#### Vorliegende Aufgabe a
Schreibe die Datensätze von der Zeile mit „299, 480, 346]“ bis einschließlich der Zeile mit „6, 411, 20]“ zeichengetreu ab.

#### Vorliegender Text
| 
     
    
    "We don’t 
    make web sites the way our parents did." 
    
     
    David  
    Siegel in "Creating Killer Web Sites", 1997 
     
    Meine Eltern haben weder 1997 noch 2007 Websites entwickelt. Trotzdem ist 
    das Internet heute anders als das Netz, das ich vor über zehn Jahren kennen 
    gelernt habe. Was sich konkret geändert hat und wann das passiert ist, lässt 
    sich rückblickend nicht einfach beschreiben. Das Internet ist mit so einer 
    Macht und Geschwindigkeit in unseren Alltag gedrängt und dort inzwischen 
    nicht mehr wegzudenken, dass lediglich eine Tatsache Bestand hat: Das 
    Internet ist Infrastruktur und als solche weder Trend noch Medium. Das 
    Internet verbindet Menschen und Maschinen und dient Kommunikation und Handel 
    als technologische Basis. 
     
    Das digitale Netz hat bereits viele Hype-Wellen erlebt und überlebt. Und 
    auch wenn es nach wie vor viele Menschen gibt, die noch keinerlei bewusste 
    Berührungspunkte mit Internet-Anwendungen hatten, wächst parallel eine 
    Generation auf unserem Planeten heran, der ein Leben ohne Internet gänzlich 
    unbekannt ist und auch unmöglich erscheint. 
     
     
    Das Internet ist erwachsen 
     
    Das Internet hat seine Pubertät durchlebt und macht das, was junge Menschen 
    machen, wenn sie ein bestimmtes Alter erreichen: ausziehen in die große, 
    weite Welt. Für das Internet bedeutet dies ein Ausbrechen aus einem ehemals 
    käfigartigen Webbrowser: Desktop-Anwendungen kommunizieren in Echtzeit mit 
    dezentral verteilten Datenquellen, unsere Telefonate aus Übersee werden 
    mittels Voice over IP abgewickelt, Aggregatoren sammeln Nachrichten aus 
    unterschiedlichsten Quellen ein und bereiten die für uns jeweils relevanten 
    Informationen für unterschiedlichste Endgeräte auf, wenn auf der dieser Welt 
    ein Unglück passiert, können wir einen Augenzeugenbericht auf unserem iPhone 
    oder Blackberry lesen, noch bevor eine Nachrichtenagentur die Geschichte 
    aufgreift, Internet-Videos halten Einzug auf dem TV-Gerät in unserem 
    Wohnzimmer. 
     
     
    
    „Always-on“ 
    ist Realität 
     
    „Online sein“ ist kein Modus mehr, dem wir uns entziehen können. Ob wir 
    wollen oder nicht, das Netz ist in unserer Nähe und versorgt uns unentwegt 
    mit Informationen. Wir googeln die Erklärung eines Fremdworts auf unserem 
    Handy, wir chatten auf Skype mit unseren WG-Nachbarn, wir erledigen unseren 
    Weihnachtseinkauf auf Ebay und Amazon, wir werden ungeduldig, wenn wir nach 
    drei Minuten keine Antwort auf eine Email bekommen, wir beschweren uns 
    mittels Twitter bei unseren Freunden und Followern über eine erneute 
    Flugverspätung, wir beschwören das Ende des Abendlandes, wenn unsere 
    Lieblingswebsite für zehn Minuten offline ist, und wenn wir Langeweile 
    haben, dann poken und gruscheln wir, bis wir merken, dass ein 
    Tag immer noch 24 Stunden hat.

#### Datensätze
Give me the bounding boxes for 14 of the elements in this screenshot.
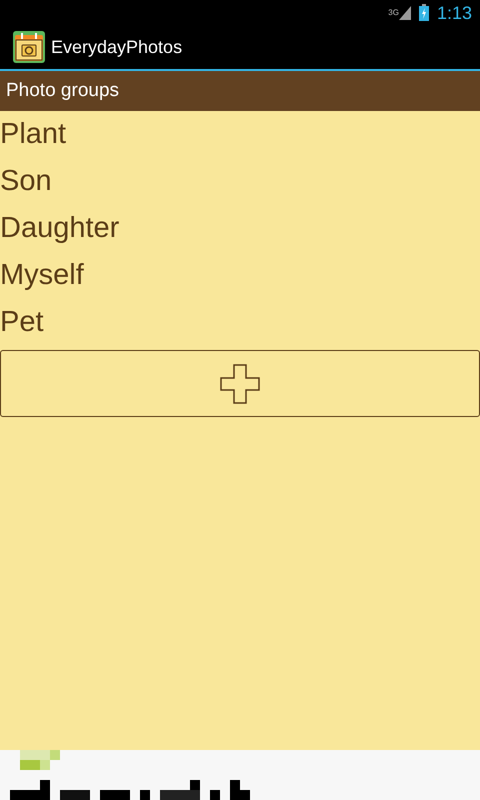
group-item[interactable]: Pet	[0, 299, 480, 346]
app-title: EverydayPhotos	[51, 36, 182, 59]
group-item[interactable]: Plant	[0, 111, 480, 158]
group-item[interactable]: Son	[0, 158, 480, 205]
add-group-button[interactable]	[0, 350, 480, 417]
clock-time: 1:13	[436, 4, 472, 22]
battery-icon	[418, 4, 429, 21]
group-item[interactable]: Daughter	[0, 205, 480, 252]
section-header: Photo groups	[6, 78, 120, 103]
signal-icon	[398, 6, 411, 20]
network-type-label: 3G	[388, 8, 399, 16]
group-item[interactable]: Myself	[0, 252, 480, 299]
app-icon[interactable]	[13, 31, 45, 63]
plus-icon	[220, 364, 260, 404]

#### Vorliegende Aufgabe b
Was ist das Internet laut dem vorliegenden Text über das Internet nicht, da es Infrastruktur ist?

#### Ergebnis a
group-item[interactable]: Pet	[0, 299, 480, 346]
app-title: EverydayPhotos	[51, 36, 182, 59]
group-item[interactable]: Plant	[0, 111, 480, 158]
group-item[interactable]: Son	[0, 158, 480, 205]
add-group-button[interactable]	[0, 350, 480, 417]
clock-time: 1:13	[436, 4, 472, 22]
battery-icon	[418, 4, 429, 21]
group-item[interactable]: Daughter	[0, 205, 480, 252]
section-header: Photo groups	[6, 78, 120, 103]
signal-icon	[398, 6, 411, 20]

#### Ergebnis b
Es ist weder Trend noch Medium.